§ **A block of data**
-*-

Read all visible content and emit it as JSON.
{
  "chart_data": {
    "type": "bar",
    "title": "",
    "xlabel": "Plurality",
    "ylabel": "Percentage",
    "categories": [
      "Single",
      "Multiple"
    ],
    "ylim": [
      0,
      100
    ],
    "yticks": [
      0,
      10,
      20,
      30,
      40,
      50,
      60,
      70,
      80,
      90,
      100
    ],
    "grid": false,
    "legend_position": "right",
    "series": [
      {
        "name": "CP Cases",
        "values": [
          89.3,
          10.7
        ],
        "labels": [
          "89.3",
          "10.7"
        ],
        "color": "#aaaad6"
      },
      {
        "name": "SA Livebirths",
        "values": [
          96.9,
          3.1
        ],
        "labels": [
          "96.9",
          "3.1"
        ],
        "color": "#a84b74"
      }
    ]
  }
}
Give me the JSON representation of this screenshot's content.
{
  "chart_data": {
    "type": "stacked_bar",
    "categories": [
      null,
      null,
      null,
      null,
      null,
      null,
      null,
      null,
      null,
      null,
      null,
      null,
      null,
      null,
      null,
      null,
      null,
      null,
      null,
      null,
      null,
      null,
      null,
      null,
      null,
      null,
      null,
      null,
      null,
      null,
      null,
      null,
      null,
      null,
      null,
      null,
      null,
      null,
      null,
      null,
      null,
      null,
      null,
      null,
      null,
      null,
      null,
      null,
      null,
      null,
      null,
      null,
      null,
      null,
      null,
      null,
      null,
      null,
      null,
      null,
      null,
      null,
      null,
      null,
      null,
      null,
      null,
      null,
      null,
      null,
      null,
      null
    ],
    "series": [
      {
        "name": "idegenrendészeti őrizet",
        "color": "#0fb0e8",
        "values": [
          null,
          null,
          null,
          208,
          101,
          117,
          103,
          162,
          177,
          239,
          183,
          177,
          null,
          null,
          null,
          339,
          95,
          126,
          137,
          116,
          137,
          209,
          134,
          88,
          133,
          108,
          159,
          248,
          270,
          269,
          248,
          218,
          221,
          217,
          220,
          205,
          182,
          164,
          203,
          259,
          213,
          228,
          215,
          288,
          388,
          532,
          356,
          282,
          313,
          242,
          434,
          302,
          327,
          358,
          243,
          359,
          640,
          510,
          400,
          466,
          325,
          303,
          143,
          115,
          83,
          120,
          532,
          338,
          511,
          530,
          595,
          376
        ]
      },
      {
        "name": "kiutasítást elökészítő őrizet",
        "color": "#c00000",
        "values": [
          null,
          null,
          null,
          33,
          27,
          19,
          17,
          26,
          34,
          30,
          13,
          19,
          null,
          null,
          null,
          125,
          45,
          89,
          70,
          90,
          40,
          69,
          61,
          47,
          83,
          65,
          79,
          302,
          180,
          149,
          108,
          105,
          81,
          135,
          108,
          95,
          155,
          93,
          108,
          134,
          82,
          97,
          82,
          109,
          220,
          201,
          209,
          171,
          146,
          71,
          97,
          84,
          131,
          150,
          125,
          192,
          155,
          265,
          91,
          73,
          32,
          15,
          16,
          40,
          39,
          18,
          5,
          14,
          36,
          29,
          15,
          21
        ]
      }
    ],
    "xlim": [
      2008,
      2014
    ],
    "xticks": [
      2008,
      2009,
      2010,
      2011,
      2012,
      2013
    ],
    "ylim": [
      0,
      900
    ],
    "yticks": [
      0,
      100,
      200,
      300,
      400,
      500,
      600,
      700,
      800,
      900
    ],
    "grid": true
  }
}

-*-

§ **WHAT THIS TASK INVOLVES**
Output the records above in their entirety, exactly.

§ **EXERCISE RESULT**
Read all visible content and emit it as JSON.
{
  "chart_data": {
    "type": "bar",
    "title": "",
    "xlabel": "Plurality",
    "ylabel": "Percentage",
    "categories": [
      "Single",
      "Multiple"
    ],
    "ylim": [
      0,
      100
    ],
    "yticks": [
      0,
      10,
      20,
      30,
      40,
      50,
      60,
      70,
      80,
      90,
      100
    ],
    "grid": false,
    "legend_position": "right",
    "series": [
      {
        "name": "CP Cases",
        "values": [
          89.3,
          10.7
        ],
        "labels": [
          "89.3",
          "10.7"
        ],
        "color": "#aaaad6"
      },
      {
        "name": "SA Livebirths",
        "values": [
          96.9,
          3.1
        ],
        "labels": [
          "96.9",
          "3.1"
        ],
        "color": "#a84b74"
      }
    ]
  }
}
Give me the JSON representation of this screenshot's content.
{
  "chart_data": {
    "type": "stacked_bar",
    "categories": [
      null,
      null,
      null,
      null,
      null,
      null,
      null,
      null,
      null,
      null,
      null,
      null,
      null,
      null,
      null,
      null,
      null,
      null,
      null,
      null,
      null,
      null,
      null,
      null,
      null,
      null,
      null,
      null,
      null,
      null,
      null,
      null,
      null,
      null,
      null,
      null,
      null,
      null,
      null,
      null,
      null,
      null,
      null,
      null,
      null,
      null,
      null,
      null,
      null,
      null,
      null,
      null,
      null,
      null,
      null,
      null,
      null,
      null,
      null,
      null,
      null,
      null,
      null,
      null,
      null,
      null,
      null,
      null,
      null,
      null,
      null,
      null
    ],
    "series": [
      {
        "name": "idegenrendészeti őrizet",
        "color": "#0fb0e8",
        "values": [
          null,
          null,
          null,
          208,
          101,
          117,
          103,
          162,
          177,
          239,
          183,
          177,
          null,
          null,
          null,
          339,
          95,
          126,
          137,
          116,
          137,
          209,
          134,
          88,
          133,
          108,
          159,
          248,
          270,
          269,
          248,
          218,
          221,
          217,
          220,
          205,
          182,
          164,
          203,
          259,
          213,
          228,
          215,
          288,
          388,
          532,
          356,
          282,
          313,
          242,
          434,
          302,
          327,
          358,
          243,
          359,
          640,
          510,
          400,
          466,
          325,
          303,
          143,
          115,
          83,
          120,
          532,
          338,
          511,
          530,
          595,
          376
        ]
      },
      {
        "name": "kiutasítást elökészítő őrizet",
        "color": "#c00000",
        "values": [
          null,
          null,
          null,
          33,
          27,
          19,
          17,
          26,
          34,
          30,
          13,
          19,
          null,
          null,
          null,
          125,
          45,
          89,
          70,
          90,
          40,
          69,
          61,
          47,
          83,
          65,
          79,
          302,
          180,
          149,
          108,
          105,
          81,
          135,
          108,
          95,
          155,
          93,
          108,
          134,
          82,
          97,
          82,
          109,
          220,
          201,
          209,
          171,
          146,
          71,
          97,
          84,
          131,
          150,
          125,
          192,
          155,
          265,
          91,
          73,
          32,
          15,
          16,
          40,
          39,
          18,
          5,
          14,
          36,
          29,
          15,
          21
        ]
      }
    ],
    "xlim": [
      2008,
      2014
    ],
    "xticks": [
      2008,
      2009,
      2010,
      2011,
      2012,
      2013
    ],
    "ylim": [
      0,
      900
    ],
    "yticks": [
      0,
      100,
      200,
      300,
      400,
      500,
      600,
      700,
      800,
      900
    ],
    "grid": true
  }
}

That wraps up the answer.